What is being asked: Output every record below exactly as it appears.

Dataset items
** begin **

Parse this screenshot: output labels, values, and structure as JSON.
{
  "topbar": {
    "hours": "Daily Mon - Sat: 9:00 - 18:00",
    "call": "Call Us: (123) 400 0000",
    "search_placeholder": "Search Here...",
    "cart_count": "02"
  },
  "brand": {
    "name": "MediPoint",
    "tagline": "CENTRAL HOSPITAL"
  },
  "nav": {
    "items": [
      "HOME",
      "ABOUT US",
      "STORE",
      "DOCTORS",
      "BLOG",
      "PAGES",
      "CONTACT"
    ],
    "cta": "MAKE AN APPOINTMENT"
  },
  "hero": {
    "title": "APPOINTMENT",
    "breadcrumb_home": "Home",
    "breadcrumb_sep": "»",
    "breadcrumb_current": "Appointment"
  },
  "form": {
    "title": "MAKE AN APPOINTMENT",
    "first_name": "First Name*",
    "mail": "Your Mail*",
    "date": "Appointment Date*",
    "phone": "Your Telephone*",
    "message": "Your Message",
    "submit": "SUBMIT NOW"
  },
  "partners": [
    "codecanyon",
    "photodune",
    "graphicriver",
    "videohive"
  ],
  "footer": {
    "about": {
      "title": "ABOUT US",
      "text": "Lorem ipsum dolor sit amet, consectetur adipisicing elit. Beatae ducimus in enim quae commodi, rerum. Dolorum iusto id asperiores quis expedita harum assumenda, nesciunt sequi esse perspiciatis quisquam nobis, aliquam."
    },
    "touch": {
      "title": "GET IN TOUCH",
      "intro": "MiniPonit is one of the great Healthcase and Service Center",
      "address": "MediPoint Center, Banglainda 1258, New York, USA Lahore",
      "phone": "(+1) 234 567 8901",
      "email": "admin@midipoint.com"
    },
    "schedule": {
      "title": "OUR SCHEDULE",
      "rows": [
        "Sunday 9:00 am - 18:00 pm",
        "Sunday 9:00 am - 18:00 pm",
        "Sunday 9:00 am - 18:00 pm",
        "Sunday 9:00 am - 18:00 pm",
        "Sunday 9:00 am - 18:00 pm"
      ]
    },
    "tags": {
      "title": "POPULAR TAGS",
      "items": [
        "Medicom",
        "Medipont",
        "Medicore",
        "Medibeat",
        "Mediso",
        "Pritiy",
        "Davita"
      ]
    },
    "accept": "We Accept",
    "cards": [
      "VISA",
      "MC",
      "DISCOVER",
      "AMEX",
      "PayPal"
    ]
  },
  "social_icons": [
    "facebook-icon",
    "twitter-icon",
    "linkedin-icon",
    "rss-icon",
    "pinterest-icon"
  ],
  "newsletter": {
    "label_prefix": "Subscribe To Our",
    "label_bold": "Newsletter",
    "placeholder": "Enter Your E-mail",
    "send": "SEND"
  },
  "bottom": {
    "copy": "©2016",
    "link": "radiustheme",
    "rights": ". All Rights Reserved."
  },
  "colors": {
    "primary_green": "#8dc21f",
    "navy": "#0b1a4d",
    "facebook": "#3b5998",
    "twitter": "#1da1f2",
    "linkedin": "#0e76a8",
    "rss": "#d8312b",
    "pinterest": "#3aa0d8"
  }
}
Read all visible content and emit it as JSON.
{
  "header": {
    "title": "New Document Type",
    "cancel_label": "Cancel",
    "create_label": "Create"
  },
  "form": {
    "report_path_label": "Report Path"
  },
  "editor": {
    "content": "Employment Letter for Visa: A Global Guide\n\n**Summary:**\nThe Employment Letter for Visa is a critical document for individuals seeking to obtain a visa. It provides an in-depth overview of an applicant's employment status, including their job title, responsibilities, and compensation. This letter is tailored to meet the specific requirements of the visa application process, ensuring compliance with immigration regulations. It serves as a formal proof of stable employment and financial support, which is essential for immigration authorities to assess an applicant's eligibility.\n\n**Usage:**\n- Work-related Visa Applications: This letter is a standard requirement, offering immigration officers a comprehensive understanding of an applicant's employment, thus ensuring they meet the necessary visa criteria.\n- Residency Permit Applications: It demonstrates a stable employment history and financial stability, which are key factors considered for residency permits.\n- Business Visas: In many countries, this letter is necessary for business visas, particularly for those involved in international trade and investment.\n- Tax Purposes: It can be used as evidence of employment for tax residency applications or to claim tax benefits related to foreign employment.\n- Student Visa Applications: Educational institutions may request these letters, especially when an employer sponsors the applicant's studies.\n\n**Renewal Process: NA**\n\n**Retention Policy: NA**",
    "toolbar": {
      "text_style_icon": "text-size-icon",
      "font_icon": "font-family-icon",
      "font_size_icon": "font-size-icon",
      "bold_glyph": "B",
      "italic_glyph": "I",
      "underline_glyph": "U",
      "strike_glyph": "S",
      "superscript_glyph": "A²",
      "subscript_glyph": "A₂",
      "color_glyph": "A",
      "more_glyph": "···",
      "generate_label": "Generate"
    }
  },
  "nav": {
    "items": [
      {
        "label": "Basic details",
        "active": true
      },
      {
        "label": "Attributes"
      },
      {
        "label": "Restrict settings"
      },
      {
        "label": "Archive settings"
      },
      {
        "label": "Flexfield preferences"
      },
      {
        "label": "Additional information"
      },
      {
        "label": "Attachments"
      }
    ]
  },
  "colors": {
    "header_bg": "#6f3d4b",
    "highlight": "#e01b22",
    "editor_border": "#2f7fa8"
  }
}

** end **

Response to the exercise:
Parse this screenshot: output labels, values, and structure as JSON.
{
  "topbar": {
    "hours": "Daily Mon - Sat: 9:00 - 18:00",
    "call": "Call Us: (123) 400 0000",
    "search_placeholder": "Search Here...",
    "cart_count": "02"
  },
  "brand": {
    "name": "MediPoint",
    "tagline": "CENTRAL HOSPITAL"
  },
  "nav": {
    "items": [
      "HOME",
      "ABOUT US",
      "STORE",
      "DOCTORS",
      "BLOG",
      "PAGES",
      "CONTACT"
    ],
    "cta": "MAKE AN APPOINTMENT"
  },
  "hero": {
    "title": "APPOINTMENT",
    "breadcrumb_home": "Home",
    "breadcrumb_sep": "»",
    "breadcrumb_current": "Appointment"
  },
  "form": {
    "title": "MAKE AN APPOINTMENT",
    "first_name": "First Name*",
    "mail": "Your Mail*",
    "date": "Appointment Date*",
    "phone": "Your Telephone*",
    "message": "Your Message",
    "submit": "SUBMIT NOW"
  },
  "partners": [
    "codecanyon",
    "photodune",
    "graphicriver",
    "videohive"
  ],
  "footer": {
    "about": {
      "title": "ABOUT US",
      "text": "Lorem ipsum dolor sit amet, consectetur adipisicing elit. Beatae ducimus in enim quae commodi, rerum. Dolorum iusto id asperiores quis expedita harum assumenda, nesciunt sequi esse perspiciatis quisquam nobis, aliquam."
    },
    "touch": {
      "title": "GET IN TOUCH",
      "intro": "MiniPonit is one of the great Healthcase and Service Center",
      "address": "MediPoint Center, Banglainda 1258, New York, USA Lahore",
      "phone": "(+1) 234 567 8901",
      "email": "admin@midipoint.com"
    },
    "schedule": {
      "title": "OUR SCHEDULE",
      "rows": [
        "Sunday 9:00 am - 18:00 pm",
        "Sunday 9:00 am - 18:00 pm",
        "Sunday 9:00 am - 18:00 pm",
        "Sunday 9:00 am - 18:00 pm",
        "Sunday 9:00 am - 18:00 pm"
      ]
    },
    "tags": {
      "title": "POPULAR TAGS",
      "items": [
        "Medicom",
        "Medipont",
        "Medicore",
        "Medibeat",
        "Mediso",
        "Pritiy",
        "Davita"
      ]
    },
    "accept": "We Accept",
    "cards": [
      "VISA",
      "MC",
      "DISCOVER",
      "AMEX",
      "PayPal"
    ]
  },
  "social_icons": [
    "facebook-icon",
    "twitter-icon",
    "linkedin-icon",
    "rss-icon",
    "pinterest-icon"
  ],
  "newsletter": {
    "label_prefix": "Subscribe To Our",
    "label_bold": "Newsletter",
    "placeholder": "Enter Your E-mail",
    "send": "SEND"
  },
  "bottom": {
    "copy": "©2016",
    "link": "radiustheme",
    "rights": ". All Rights Reserved."
  },
  "colors": {
    "primary_green": "#8dc21f",
    "navy": "#0b1a4d",
    "facebook": "#3b5998",
    "twitter": "#1da1f2",
    "linkedin": "#0e76a8",
    "rss": "#d8312b",
    "pinterest": "#3aa0d8"
  }
}
Read all visible content and emit it as JSON.
{
  "header": {
    "title": "New Document Type",
    "cancel_label": "Cancel",
    "create_label": "Create"
  },
  "form": {
    "report_path_label": "Report Path"
  },
  "editor": {
    "content": "Employment Letter for Visa: A Global Guide\n\n**Summary:**\nThe Employment Letter for Visa is a critical document for individuals seeking to obtain a visa. It provides an in-depth overview of an applicant's employment status, including their job title, responsibilities, and compensation. This letter is tailored to meet the specific requirements of the visa application process, ensuring compliance with immigration regulations. It serves as a formal proof of stable employment and financial support, which is essential for immigration authorities to assess an applicant's eligibility.\n\n**Usage:**\n- Work-related Visa Applications: This letter is a standard requirement, offering immigration officers a comprehensive understanding of an applicant's employment, thus ensuring they meet the necessary visa criteria.\n- Residency Permit Applications: It demonstrates a stable employment history and financial stability, which are key factors considered for residency permits.\n- Business Visas: In many countries, this letter is necessary for business visas, particularly for those involved in international trade and investment.\n- Tax Purposes: It can be used as evidence of employment for tax residency applications or to claim tax benefits related to foreign employment.\n- Student Visa Applications: Educational institutions may request these letters, especially when an employer sponsors the applicant's studies.\n\n**Renewal Process: NA**\n\n**Retention Policy: NA**",
    "toolbar": {
      "text_style_icon": "text-size-icon",
      "font_icon": "font-family-icon",
      "font_size_icon": "font-size-icon",
      "bold_glyph": "B",
      "italic_glyph": "I",
      "underline_glyph": "U",
      "strike_glyph": "S",
      "superscript_glyph": "A²",
      "subscript_glyph": "A₂",
      "color_glyph": "A",
      "more_glyph": "···",
      "generate_label": "Generate"
    }
  },
  "nav": {
    "items": [
      {
        "label": "Basic details",
        "active": true
      },
      {
        "label": "Attributes"
      },
      {
        "label": "Restrict settings"
      },
      {
        "label": "Archive settings"
      },
      {
        "label": "Flexfield preferences"
      },
      {
        "label": "Additional information"
      },
      {
        "label": "Attachments"
      }
    ]
  },
  "colors": {
    "header_bg": "#6f3d4b",
    "highlight": "#e01b22",
    "editor_border": "#2f7fa8"
  }
}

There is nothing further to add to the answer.